(Page transcription dataset items)
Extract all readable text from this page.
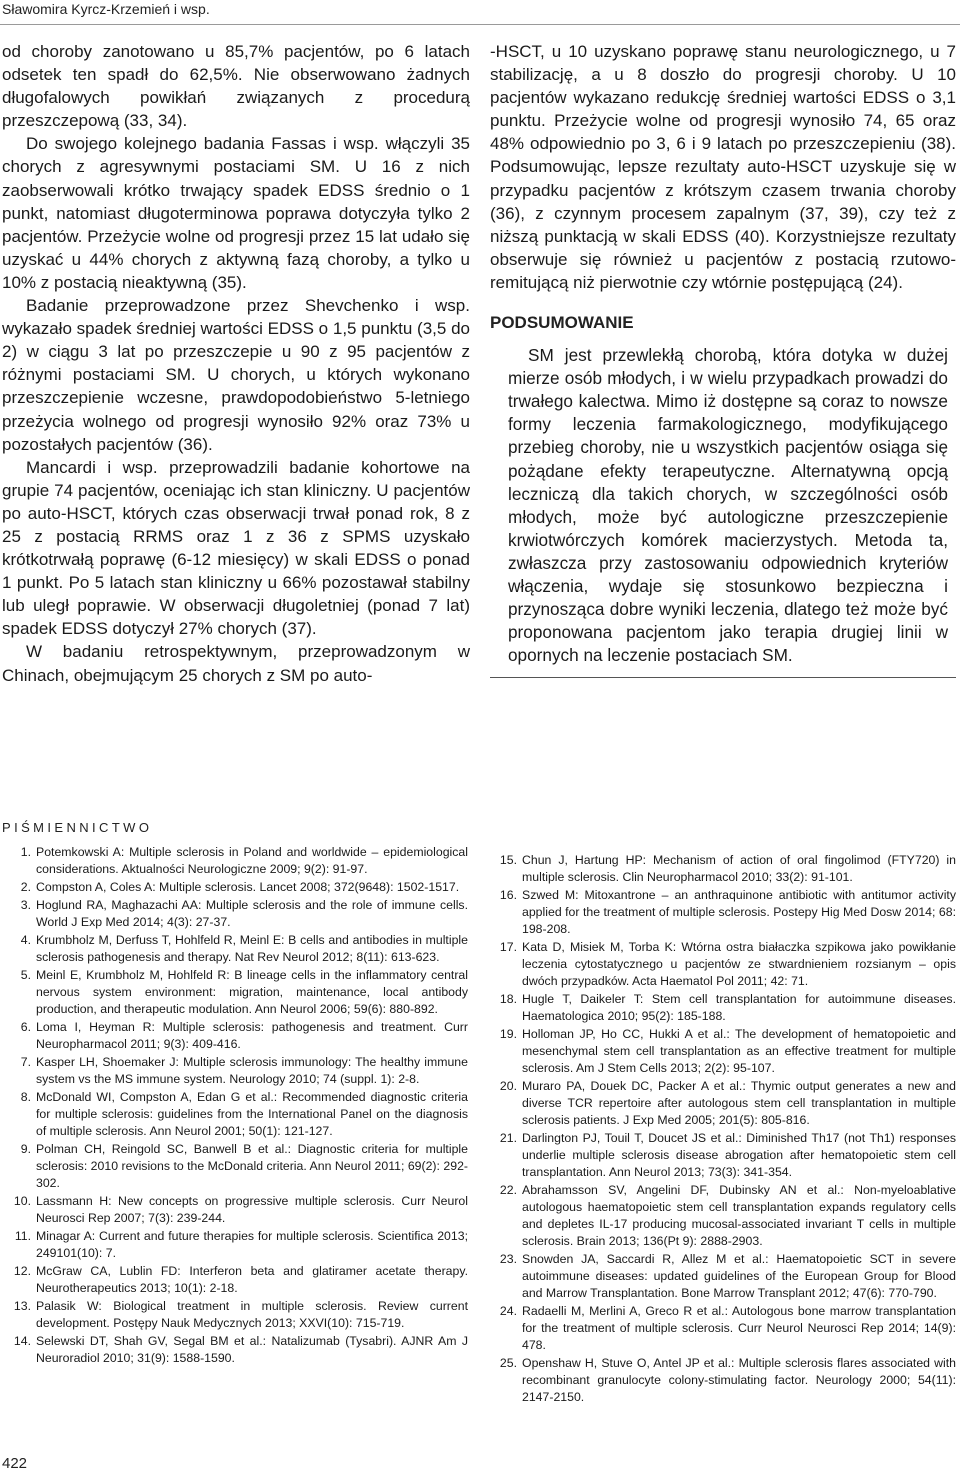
Sławomira Kyrcz-Krzemień i wsp.

od choroby zanotowano u 85,7% pacjentów, po 6 latach odsetek ten spadł do 62,5%. Nie obserwowano żadnych długofalowych powikłań związanych z procedurą przeszczepową (33, 34).

Do swojego kolejnego badania Fassas i wsp. włączyli 35 chorych z agresywnymi postaciami SM. U 16 z nich zaobserwowali krótko trwający spadek EDSS średnio o 1 punkt, natomiast długoterminowa poprawa dotyczyła tylko 2 pacjentów. Przeżycie wolne od progresji przez 15 lat udało się uzyskać u 44% chorych z aktywną fazą choroby, a tylko u 10% z postacią nieaktywną (35).

Badanie przeprowadzone przez Shevchenko i wsp. wykazało spadek średniej wartości EDSS o 1,5 punktu (3,5 do 2) w ciągu 3 lat po przeszczepie u 90 z 95 pacjentów z różnymi postaciami SM. U chorych, u których wykonano przeszczepienie wczesne, prawdopodobieństwo 5-letniego przeżycia wolnego od progresji wynosiło 92% oraz 73% u pozostałych pacjentów (36).

Mancardi i wsp. przeprowadzili badanie kohortowe na grupie 74 pacjentów, oceniając ich stan kliniczny. U pacjentów po auto-HSCT, których czas obserwacji trwał ponad rok, 8 z 25 z postacią RRMS oraz 1 z 36 z SPMS uzyskało krótkotrwałą poprawę (6-12 miesięcy) w skali EDSS o ponad 1 punkt. Po 5 latach stan kliniczny u 66% pozostawał stabilny lub uległ poprawie. W obserwacji długoletniej (ponad 7 lat) spadek EDSS dotyczył 27% chorych (37).

W badaniu retrospektywnym, przeprowadzonym w Chinach, obejmującym 25 chorych z SM po auto-

-HSCT, u 10 uzyskano poprawę stanu neurologicznego, u 7 stabilizację, a u 8 doszło do progresji choroby. U 10 pacjentów wykazano redukcję średniej wartości EDSS o 3,1 punktu. Przeżycie wolne od progresji wynosiło 74, 65 oraz 48% odpowiednio po 3, 6 i 9 latach po przeszczepieniu (38). Podsumowując, lepsze rezultaty auto-HSCT uzyskuje się w przypadku pacjentów z krótszym czasem trwania choroby (36), z czynnym procesem zapalnym (37, 39), czy też z niższą punktacją w skali EDSS (40). Korzystniejsze rezultaty obserwuje się również u pacjentów z postacią rzutowo-remitującą niż pierwotnie czy wtórnie postępującą (24).

PODSUMOWANIE

SM jest przewlekłą chorobą, która dotyka w dużej mierze osób młodych, i w wielu przypadkach prowadzi do trwałego kalectwa. Mimo iż dostępne są coraz to nowsze formy leczenia farmakologicznego, modyfikującego przebieg choroby, nie u wszystkich pacjentów osiąga się pożądane efekty terapeutyczne. Alternatywną opcją leczniczą dla takich chorych, w szczególności osób młodych, może być autologiczne przeszczepienie krwiotwórczych komórek macierzystych. Metoda ta, zwłaszcza przy zastosowaniu odpowiednich kryteriów włączenia, wydaje się stosunkowo bezpieczna i przynosząca dobre wyniki leczenia, dlatego też może być proponowana pacjentom jako terapia drugiej linii w opornych na leczenie postaciach SM.

PIŚMIENNICTWO
1. Potemkowski A: Multiple sclerosis in Poland and worldwide – epidemiological considerations. Aktualności Neurologiczne 2009; 9(2): 91-97.
2. Compston A, Coles A: Multiple sclerosis. Lancet 2008; 372(9648): 1502-1517.
3. Hoglund RA, Maghazachi AA: Multiple sclerosis and the role of immune cells. World J Exp Med 2014; 4(3): 27-37.
4. Krumbholz M, Derfuss T, Hohlfeld R, Meinl E: B cells and antibodies in multiple sclerosis pathogenesis and therapy. Nat Rev Neurol 2012; 8(11): 613-623.
5. Meinl E, Krumbholz M, Hohlfeld R: B lineage cells in the inflammatory central nervous system environment: migration, maintenance, local antibody production, and therapeutic modulation. Ann Neurol 2006; 59(6): 880-892.
6. Loma I, Heyman R: Multiple sclerosis: pathogenesis and treatment. Curr Neuropharmacol 2011; 9(3): 409-416.
7. Kasper LH, Shoemaker J: Multiple sclerosis immunology: The healthy immune system vs the MS immune system. Neurology 2010; 74 (suppl. 1): 2-8.
8. McDonald WI, Compston A, Edan G et al.: Recommended diagnostic criteria for multiple sclerosis: guidelines from the International Panel on the diagnosis of multiple sclerosis. Ann Neurol 2001; 50(1): 121-127.
9. Polman CH, Reingold SC, Banwell B et al.: Diagnostic criteria for multiple sclerosis: 2010 revisions to the McDonald criteria. Ann Neurol 2011; 69(2): 292-302.
10. Lassmann H: New concepts on progressive multiple sclerosis. Curr Neurol Neurosci Rep 2007; 7(3): 239-244.
11. Minagar A: Current and future therapies for multiple sclerosis. Scientifica 2013; 249101(10): 7.
12. McGraw CA, Lublin FD: Interferon beta and glatiramer acetate therapy. Neurotherapeutics 2013; 10(1): 2-18.
13. Palasik W: Biological treatment in multiple sclerosis. Review current development. Postępy Nauk Medycznych 2013; XXVI(10): 715-719.
14. Selewski DT, Shah GV, Segal BM et al.: Natalizumab (Tysabri). AJNR Am J Neuroradiol 2010; 31(9): 1588-1590.
15. Chun J, Hartung HP: Mechanism of action of oral fingolimod (FTY720) in multiple sclerosis. Clin Neuropharmacol 2010; 33(2): 91-101.
16. Szwed M: Mitoxantrone – an anthraquinone antibiotic with antitumor activity applied for the treatment of multiple sclerosis. Postepy Hig Med Dosw 2014; 68: 198-208.
17. Kata D, Misiek M, Torba K: Wtórna ostra białaczka szpikowa jako powikłanie leczenia cytostatycznego u pacjentów ze stwardnieniem rozsianym – opis dwóch przypadków. Acta Haematol Pol 2011; 42: 71.
18. Hugle T, Daikeler T: Stem cell transplantation for autoimmune diseases. Haematologica 2010; 95(2): 185-188.
19. Holloman JP, Ho CC, Hukki A et al.: The development of hematopoietic and mesenchymal stem cell transplantation as an effective treatment for multiple sclerosis. Am J Stem Cells 2013; 2(2): 95-107.
20. Muraro PA, Douek DC, Packer A et al.: Thymic output generates a new and diverse TCR repertoire after autologous stem cell transplantation in multiple sclerosis patients. J Exp Med 2005; 201(5): 805-816.
21. Darlington PJ, Touil T, Doucet JS et al.: Diminished Th17 (not Th1) responses underlie multiple sclerosis disease abrogation after hematopoietic stem cell transplantation. Ann Neurol 2013; 73(3): 341-354.
22. Abrahamsson SV, Angelini DF, Dubinsky AN et al.: Non-myeloablative autologous haematopoietic stem cell transplantation expands regulatory cells and depletes IL-17 producing mucosal-associated invariant T cells in multiple sclerosis. Brain 2013; 136(Pt 9): 2888-2903.
23. Snowden JA, Saccardi R, Allez M et al.: Haematopoietic SCT in severe autoimmune diseases: updated guidelines of the European Group for Blood and Marrow Transplantation. Bone Marrow Transplant 2012; 47(6): 770-790.
24. Radaelli M, Merlini A, Greco R et al.: Autologous bone marrow transplantation for the treatment of multiple sclerosis. Curr Neurol Neurosci Rep 2014; 14(9): 478.
25. Openshaw H, Stuve O, Antel JP et al.: Multiple sclerosis flares associated with recombinant granulocyte colony-stimulating factor. Neurology 2000; 54(11): 2147-2150.
422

[What the task requires]:
Count the lines in the records above that contain the word "therapy", and report only that number.

[Solved exercise]:
2